** start **

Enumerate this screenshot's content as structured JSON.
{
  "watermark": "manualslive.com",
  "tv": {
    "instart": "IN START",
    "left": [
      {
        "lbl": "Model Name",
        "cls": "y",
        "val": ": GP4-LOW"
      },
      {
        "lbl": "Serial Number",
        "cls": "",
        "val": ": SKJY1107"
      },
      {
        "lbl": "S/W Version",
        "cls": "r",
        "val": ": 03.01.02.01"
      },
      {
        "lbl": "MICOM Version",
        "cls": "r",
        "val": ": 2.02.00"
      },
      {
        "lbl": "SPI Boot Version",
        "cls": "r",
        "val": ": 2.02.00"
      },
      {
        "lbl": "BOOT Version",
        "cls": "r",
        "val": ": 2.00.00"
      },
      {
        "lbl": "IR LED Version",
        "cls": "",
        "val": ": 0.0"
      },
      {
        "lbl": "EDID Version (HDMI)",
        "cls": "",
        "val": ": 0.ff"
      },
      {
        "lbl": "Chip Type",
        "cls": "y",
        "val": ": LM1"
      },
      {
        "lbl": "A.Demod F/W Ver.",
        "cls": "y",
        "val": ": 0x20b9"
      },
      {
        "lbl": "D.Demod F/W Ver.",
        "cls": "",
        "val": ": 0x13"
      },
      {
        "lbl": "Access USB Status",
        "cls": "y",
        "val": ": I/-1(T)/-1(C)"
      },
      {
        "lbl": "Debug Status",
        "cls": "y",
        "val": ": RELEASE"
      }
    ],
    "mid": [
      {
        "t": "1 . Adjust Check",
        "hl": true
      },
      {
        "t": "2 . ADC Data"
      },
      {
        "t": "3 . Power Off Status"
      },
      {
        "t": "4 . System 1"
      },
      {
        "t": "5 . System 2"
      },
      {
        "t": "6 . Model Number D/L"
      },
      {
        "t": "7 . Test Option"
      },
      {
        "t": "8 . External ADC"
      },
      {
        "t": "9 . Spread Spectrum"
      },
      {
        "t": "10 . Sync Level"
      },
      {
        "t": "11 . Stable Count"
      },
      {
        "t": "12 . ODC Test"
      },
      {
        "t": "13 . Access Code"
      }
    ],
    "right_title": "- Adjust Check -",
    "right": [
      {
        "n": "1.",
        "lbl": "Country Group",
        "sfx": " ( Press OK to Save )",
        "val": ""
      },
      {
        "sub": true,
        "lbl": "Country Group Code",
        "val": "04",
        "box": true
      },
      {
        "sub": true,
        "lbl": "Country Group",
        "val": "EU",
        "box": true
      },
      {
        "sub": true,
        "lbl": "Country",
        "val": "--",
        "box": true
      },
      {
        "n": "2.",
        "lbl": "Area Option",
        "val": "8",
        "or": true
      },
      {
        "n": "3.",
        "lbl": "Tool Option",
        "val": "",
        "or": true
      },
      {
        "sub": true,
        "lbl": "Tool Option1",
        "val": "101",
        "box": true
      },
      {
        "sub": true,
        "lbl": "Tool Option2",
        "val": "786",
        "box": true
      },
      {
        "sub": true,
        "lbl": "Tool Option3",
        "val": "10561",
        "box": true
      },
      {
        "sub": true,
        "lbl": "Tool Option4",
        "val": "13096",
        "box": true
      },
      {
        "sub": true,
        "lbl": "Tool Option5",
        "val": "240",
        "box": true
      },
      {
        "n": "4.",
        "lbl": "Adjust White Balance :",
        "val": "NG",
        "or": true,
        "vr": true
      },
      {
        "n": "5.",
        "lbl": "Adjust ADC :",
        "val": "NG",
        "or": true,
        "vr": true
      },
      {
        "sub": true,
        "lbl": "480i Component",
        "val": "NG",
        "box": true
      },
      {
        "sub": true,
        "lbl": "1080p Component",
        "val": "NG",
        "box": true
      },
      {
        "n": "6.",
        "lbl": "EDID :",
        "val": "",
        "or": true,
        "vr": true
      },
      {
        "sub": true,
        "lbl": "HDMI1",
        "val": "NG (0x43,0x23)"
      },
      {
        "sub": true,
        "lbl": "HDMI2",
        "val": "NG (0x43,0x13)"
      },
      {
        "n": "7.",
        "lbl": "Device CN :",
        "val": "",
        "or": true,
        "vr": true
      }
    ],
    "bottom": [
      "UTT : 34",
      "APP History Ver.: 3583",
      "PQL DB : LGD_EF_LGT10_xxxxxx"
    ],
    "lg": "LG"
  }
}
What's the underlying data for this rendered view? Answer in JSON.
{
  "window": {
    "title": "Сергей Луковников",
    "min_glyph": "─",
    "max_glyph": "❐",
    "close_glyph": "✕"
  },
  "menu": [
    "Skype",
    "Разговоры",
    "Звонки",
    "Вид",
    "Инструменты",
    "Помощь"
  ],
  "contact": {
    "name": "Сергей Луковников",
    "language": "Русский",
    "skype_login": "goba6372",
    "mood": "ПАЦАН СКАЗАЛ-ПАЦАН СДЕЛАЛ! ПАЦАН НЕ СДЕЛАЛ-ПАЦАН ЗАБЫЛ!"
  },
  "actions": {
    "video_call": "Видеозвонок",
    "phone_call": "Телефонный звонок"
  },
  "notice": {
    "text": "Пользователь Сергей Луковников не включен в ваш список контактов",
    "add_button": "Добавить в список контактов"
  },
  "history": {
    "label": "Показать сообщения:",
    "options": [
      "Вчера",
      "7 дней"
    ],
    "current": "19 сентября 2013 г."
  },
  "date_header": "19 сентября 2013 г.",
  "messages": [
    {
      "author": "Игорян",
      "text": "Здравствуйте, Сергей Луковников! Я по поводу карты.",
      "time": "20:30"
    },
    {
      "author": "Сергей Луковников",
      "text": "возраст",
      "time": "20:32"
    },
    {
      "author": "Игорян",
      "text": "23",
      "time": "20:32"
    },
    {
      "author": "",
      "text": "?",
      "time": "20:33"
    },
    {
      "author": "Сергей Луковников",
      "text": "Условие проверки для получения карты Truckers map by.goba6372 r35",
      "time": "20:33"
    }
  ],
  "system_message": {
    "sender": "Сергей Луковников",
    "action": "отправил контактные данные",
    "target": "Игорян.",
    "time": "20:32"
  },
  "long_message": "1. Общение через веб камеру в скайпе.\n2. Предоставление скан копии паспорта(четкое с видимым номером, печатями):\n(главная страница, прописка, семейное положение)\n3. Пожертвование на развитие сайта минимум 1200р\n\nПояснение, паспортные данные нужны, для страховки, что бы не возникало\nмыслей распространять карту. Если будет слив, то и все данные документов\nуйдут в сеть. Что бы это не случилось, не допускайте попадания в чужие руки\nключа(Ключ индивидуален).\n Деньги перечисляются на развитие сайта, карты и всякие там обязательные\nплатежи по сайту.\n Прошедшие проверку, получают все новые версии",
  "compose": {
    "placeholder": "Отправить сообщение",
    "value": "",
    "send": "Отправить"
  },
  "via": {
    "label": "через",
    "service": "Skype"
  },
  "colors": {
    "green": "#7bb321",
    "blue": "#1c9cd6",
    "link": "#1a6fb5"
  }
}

** end **

[The task]
Filter the data, keeping only the lines that contain "Number".

[Exercise output]
        "lbl": "Serial Number",
        "t": "6 . Model Number D/L"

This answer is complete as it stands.